Stored data entries:
***
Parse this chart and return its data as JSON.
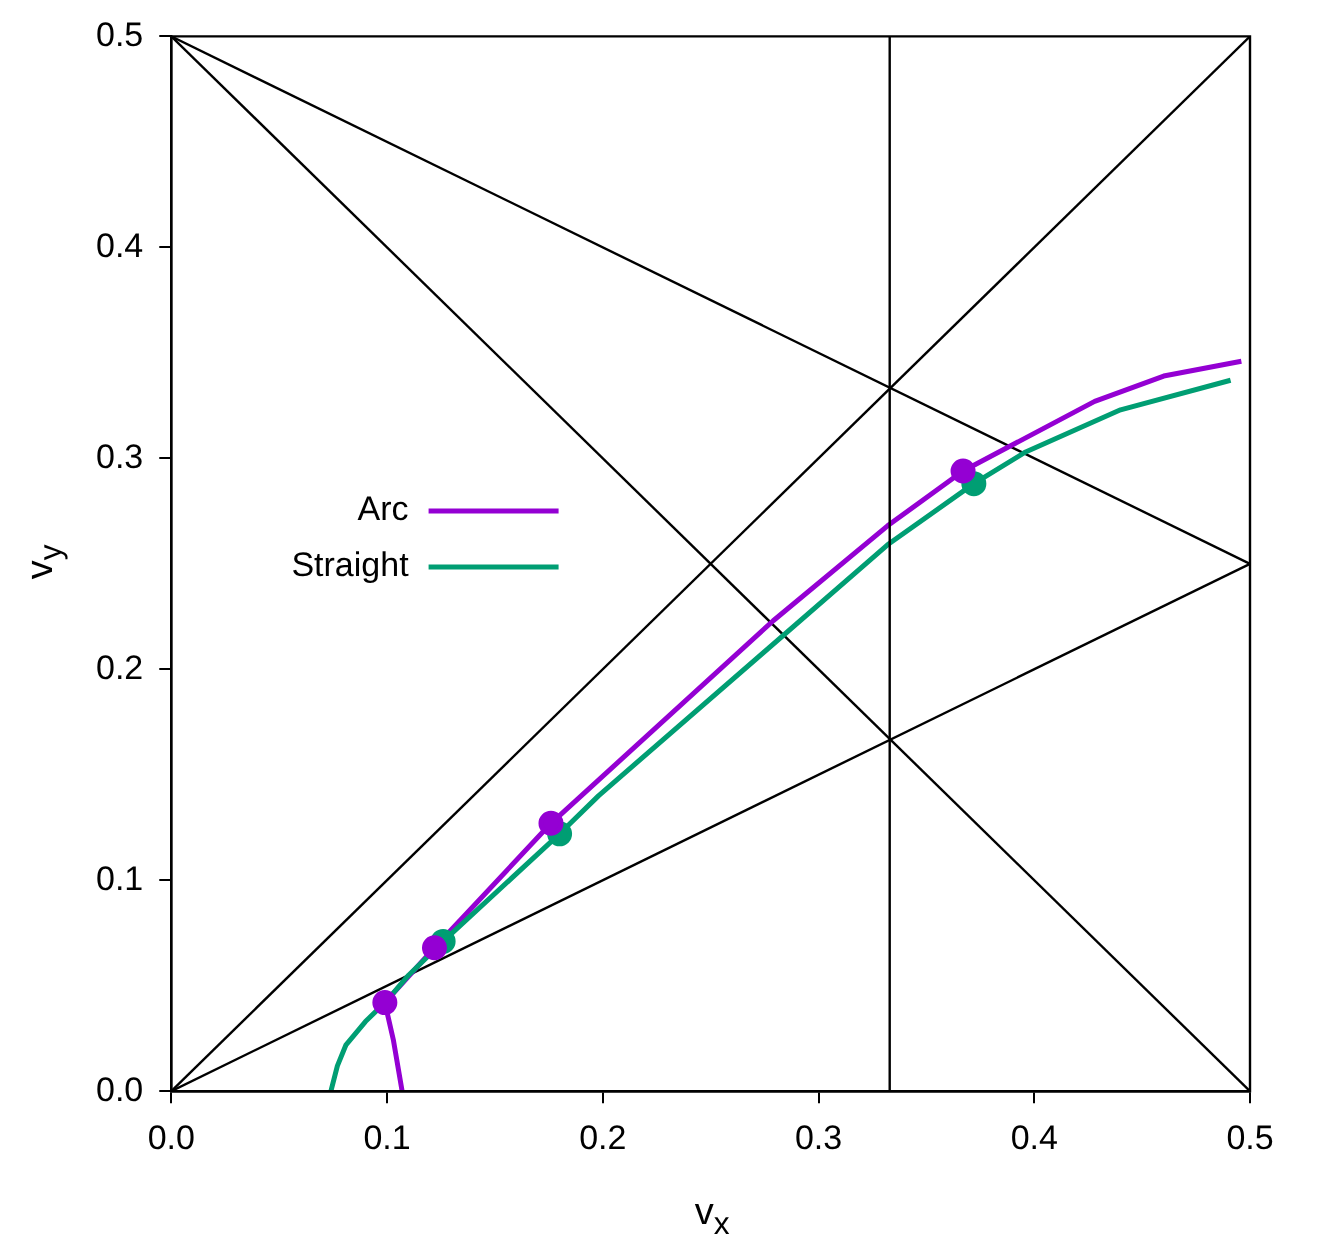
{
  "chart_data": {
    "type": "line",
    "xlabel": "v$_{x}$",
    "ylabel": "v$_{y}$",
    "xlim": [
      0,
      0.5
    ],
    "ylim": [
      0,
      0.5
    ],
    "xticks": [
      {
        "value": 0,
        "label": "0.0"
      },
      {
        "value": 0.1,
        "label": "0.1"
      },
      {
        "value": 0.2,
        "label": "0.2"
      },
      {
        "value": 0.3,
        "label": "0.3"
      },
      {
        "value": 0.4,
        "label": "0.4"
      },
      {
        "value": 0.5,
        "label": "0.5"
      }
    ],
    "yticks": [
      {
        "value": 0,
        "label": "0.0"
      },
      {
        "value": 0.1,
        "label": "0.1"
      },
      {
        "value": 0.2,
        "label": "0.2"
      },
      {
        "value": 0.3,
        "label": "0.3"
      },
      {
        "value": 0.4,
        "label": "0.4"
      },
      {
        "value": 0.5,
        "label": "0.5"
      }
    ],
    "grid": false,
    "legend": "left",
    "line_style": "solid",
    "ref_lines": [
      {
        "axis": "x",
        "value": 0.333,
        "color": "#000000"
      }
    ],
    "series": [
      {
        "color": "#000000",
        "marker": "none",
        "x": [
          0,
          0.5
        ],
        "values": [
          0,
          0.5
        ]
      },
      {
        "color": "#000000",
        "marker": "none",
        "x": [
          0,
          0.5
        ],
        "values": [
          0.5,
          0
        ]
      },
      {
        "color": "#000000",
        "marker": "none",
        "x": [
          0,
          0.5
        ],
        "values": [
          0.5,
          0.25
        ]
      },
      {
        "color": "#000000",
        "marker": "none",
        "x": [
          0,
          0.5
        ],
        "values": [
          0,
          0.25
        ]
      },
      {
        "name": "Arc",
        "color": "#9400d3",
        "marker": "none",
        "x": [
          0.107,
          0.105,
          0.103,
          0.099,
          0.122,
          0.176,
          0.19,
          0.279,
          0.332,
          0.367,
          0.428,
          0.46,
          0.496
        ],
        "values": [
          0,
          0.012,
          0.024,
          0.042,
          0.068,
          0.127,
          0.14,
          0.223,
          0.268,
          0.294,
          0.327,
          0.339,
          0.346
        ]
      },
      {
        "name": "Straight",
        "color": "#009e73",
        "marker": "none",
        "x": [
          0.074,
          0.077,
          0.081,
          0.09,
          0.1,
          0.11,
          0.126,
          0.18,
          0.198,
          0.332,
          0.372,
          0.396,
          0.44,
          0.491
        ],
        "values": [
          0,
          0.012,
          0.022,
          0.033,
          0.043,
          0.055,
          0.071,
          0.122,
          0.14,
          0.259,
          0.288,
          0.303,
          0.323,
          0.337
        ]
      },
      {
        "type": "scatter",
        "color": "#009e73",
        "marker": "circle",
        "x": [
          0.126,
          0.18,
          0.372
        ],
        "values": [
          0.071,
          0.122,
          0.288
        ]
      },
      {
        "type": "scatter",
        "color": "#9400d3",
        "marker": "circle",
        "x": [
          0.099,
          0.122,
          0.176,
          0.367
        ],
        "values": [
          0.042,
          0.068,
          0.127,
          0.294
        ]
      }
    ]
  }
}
***
__TASK PROMPT__: Give back all entries exactly. No pictures belong in the copy.

__EXERCISE ANSWER__:
Parse this chart and return its data as JSON.
{
  "chart_data": {
    "type": "line",
    "xlabel": "v$_{x}$",
    "ylabel": "v$_{y}$",
    "xlim": [
      0,
      0.5
    ],
    "ylim": [
      0,
      0.5
    ],
    "xticks": [
      {
        "value": 0,
        "label": "0.0"
      },
      {
        "value": 0.1,
        "label": "0.1"
      },
      {
        "value": 0.2,
        "label": "0.2"
      },
      {
        "value": 0.3,
        "label": "0.3"
      },
      {
        "value": 0.4,
        "label": "0.4"
      },
      {
        "value": 0.5,
        "label": "0.5"
      }
    ],
    "yticks": [
      {
        "value": 0,
        "label": "0.0"
      },
      {
        "value": 0.1,
        "label": "0.1"
      },
      {
        "value": 0.2,
        "label": "0.2"
      },
      {
        "value": 0.3,
        "label": "0.3"
      },
      {
        "value": 0.4,
        "label": "0.4"
      },
      {
        "value": 0.5,
        "label": "0.5"
      }
    ],
    "grid": false,
    "legend": "left",
    "line_style": "solid",
    "ref_lines": [
      {
        "axis": "x",
        "value": 0.333,
        "color": "#000000"
      }
    ],
    "series": [
      {
        "color": "#000000",
        "marker": "none",
        "x": [
          0,
          0.5
        ],
        "values": [
          0,
          0.5
        ]
      },
      {
        "color": "#000000",
        "marker": "none",
        "x": [
          0,
          0.5
        ],
        "values": [
          0.5,
          0
        ]
      },
      {
        "color": "#000000",
        "marker": "none",
        "x": [
          0,
          0.5
        ],
        "values": [
          0.5,
          0.25
        ]
      },
      {
        "color": "#000000",
        "marker": "none",
        "x": [
          0,
          0.5
        ],
        "values": [
          0,
          0.25
        ]
      },
      {
        "name": "Arc",
        "color": "#9400d3",
        "marker": "none",
        "x": [
          0.107,
          0.105,
          0.103,
          0.099,
          0.122,
          0.176,
          0.19,
          0.279,
          0.332,
          0.367,
          0.428,
          0.46,
          0.496
        ],
        "values": [
          0,
          0.012,
          0.024,
          0.042,
          0.068,
          0.127,
          0.14,
          0.223,
          0.268,
          0.294,
          0.327,
          0.339,
          0.346
        ]
      },
      {
        "name": "Straight",
        "color": "#009e73",
        "marker": "none",
        "x": [
          0.074,
          0.077,
          0.081,
          0.09,
          0.1,
          0.11,
          0.126,
          0.18,
          0.198,
          0.332,
          0.372,
          0.396,
          0.44,
          0.491
        ],
        "values": [
          0,
          0.012,
          0.022,
          0.033,
          0.043,
          0.055,
          0.071,
          0.122,
          0.14,
          0.259,
          0.288,
          0.303,
          0.323,
          0.337
        ]
      },
      {
        "type": "scatter",
        "color": "#009e73",
        "marker": "circle",
        "x": [
          0.126,
          0.18,
          0.372
        ],
        "values": [
          0.071,
          0.122,
          0.288
        ]
      },
      {
        "type": "scatter",
        "color": "#9400d3",
        "marker": "circle",
        "x": [
          0.099,
          0.122,
          0.176,
          0.367
        ],
        "values": [
          0.042,
          0.068,
          0.127,
          0.294
        ]
      }
    ]
  }
}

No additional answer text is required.